# EXERCISE GOAL
In the entries, find all lines that hold the word "Portrait" and copy them.

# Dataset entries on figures

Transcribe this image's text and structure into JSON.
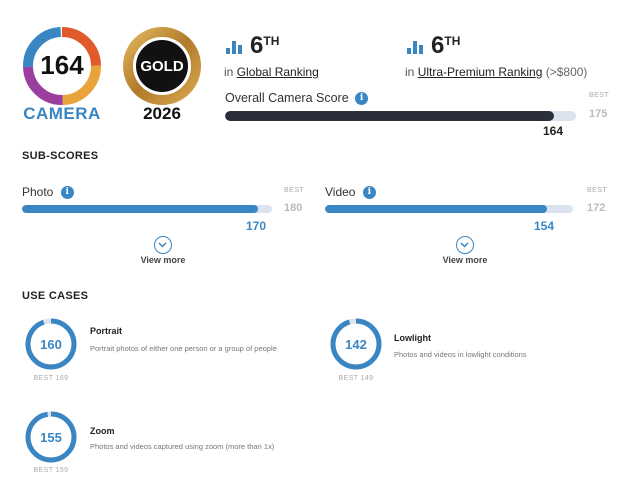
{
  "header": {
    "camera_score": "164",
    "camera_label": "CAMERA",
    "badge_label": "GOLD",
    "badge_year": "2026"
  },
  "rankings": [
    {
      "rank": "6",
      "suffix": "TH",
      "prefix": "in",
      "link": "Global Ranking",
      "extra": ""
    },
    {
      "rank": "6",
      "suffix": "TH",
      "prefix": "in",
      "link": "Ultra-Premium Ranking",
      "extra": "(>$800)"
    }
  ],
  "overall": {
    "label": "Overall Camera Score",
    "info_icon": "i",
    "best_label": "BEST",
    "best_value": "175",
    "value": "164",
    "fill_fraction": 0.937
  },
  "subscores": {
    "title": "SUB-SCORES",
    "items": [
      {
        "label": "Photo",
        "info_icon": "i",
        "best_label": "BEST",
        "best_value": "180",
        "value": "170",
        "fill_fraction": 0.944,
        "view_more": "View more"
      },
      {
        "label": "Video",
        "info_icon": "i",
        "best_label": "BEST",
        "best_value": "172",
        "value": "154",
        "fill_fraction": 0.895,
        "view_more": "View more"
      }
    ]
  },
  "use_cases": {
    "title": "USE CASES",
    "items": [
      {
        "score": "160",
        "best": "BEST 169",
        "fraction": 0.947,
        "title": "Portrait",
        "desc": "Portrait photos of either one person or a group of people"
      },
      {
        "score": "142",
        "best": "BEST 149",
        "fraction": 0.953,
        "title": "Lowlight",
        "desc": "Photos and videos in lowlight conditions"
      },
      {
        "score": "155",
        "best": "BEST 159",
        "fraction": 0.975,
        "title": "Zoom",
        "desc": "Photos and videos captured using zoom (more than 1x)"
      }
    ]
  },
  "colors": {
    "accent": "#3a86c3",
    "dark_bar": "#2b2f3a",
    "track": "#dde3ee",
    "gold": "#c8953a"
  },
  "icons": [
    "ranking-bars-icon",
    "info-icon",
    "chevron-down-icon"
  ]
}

--

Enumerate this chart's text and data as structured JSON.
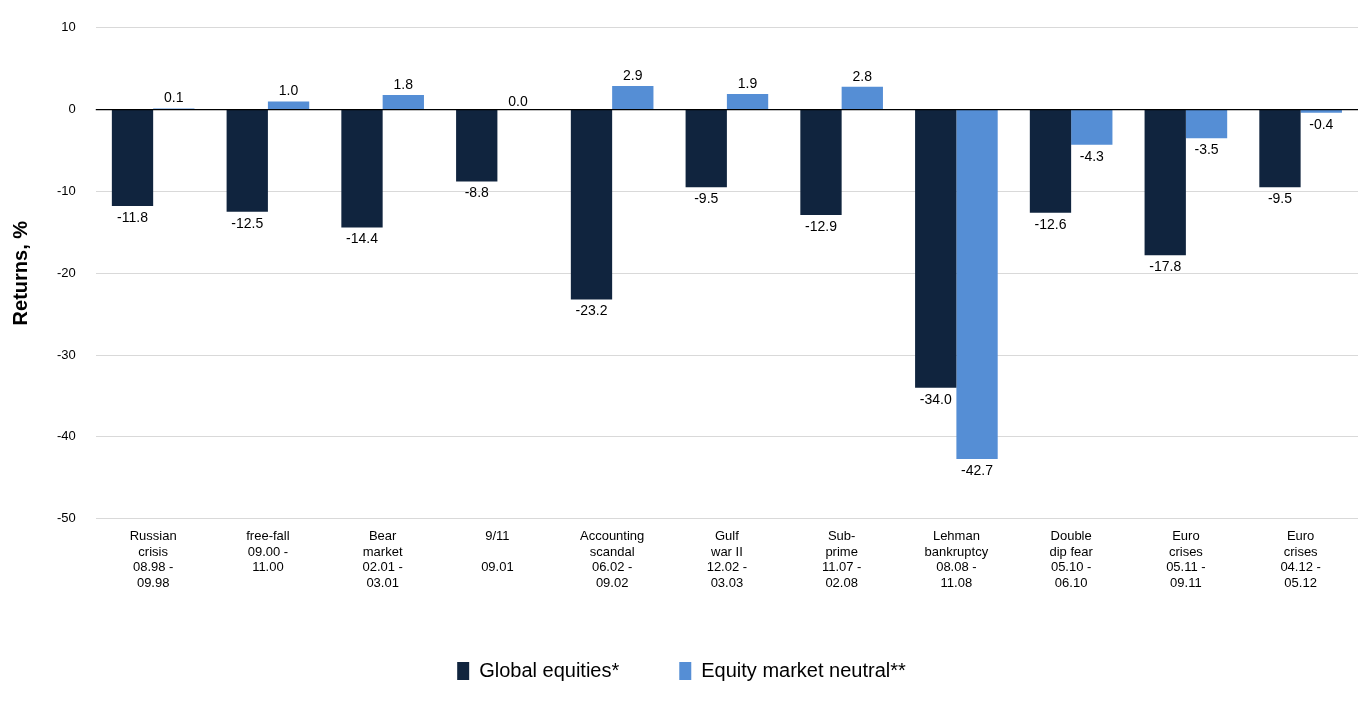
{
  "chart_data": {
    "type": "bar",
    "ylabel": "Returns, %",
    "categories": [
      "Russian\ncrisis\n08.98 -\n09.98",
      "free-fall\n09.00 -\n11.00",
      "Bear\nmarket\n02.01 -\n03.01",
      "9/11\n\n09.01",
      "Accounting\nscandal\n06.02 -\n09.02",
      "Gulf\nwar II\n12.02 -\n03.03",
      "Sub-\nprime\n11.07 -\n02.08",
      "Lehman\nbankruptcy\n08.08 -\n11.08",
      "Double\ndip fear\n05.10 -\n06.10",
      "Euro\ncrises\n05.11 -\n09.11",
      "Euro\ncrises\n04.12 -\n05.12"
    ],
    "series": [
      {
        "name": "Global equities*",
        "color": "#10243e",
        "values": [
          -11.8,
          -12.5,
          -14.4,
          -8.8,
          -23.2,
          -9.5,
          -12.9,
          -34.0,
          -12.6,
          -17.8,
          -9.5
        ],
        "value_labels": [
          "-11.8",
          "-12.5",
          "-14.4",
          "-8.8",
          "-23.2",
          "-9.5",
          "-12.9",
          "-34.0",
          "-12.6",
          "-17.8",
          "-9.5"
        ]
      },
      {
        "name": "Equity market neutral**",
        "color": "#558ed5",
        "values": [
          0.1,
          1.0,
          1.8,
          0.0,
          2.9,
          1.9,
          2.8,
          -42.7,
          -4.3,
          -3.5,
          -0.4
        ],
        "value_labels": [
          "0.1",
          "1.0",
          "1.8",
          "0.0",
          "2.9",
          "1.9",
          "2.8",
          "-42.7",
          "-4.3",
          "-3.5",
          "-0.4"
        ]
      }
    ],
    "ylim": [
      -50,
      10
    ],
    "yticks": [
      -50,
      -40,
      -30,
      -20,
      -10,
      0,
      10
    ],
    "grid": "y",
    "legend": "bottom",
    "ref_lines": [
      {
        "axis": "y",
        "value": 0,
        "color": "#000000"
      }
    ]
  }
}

# ANSWER FOR THE TASK
        "title": "Portrait",
        "desc": "Portrait photos of either one person or a group of people"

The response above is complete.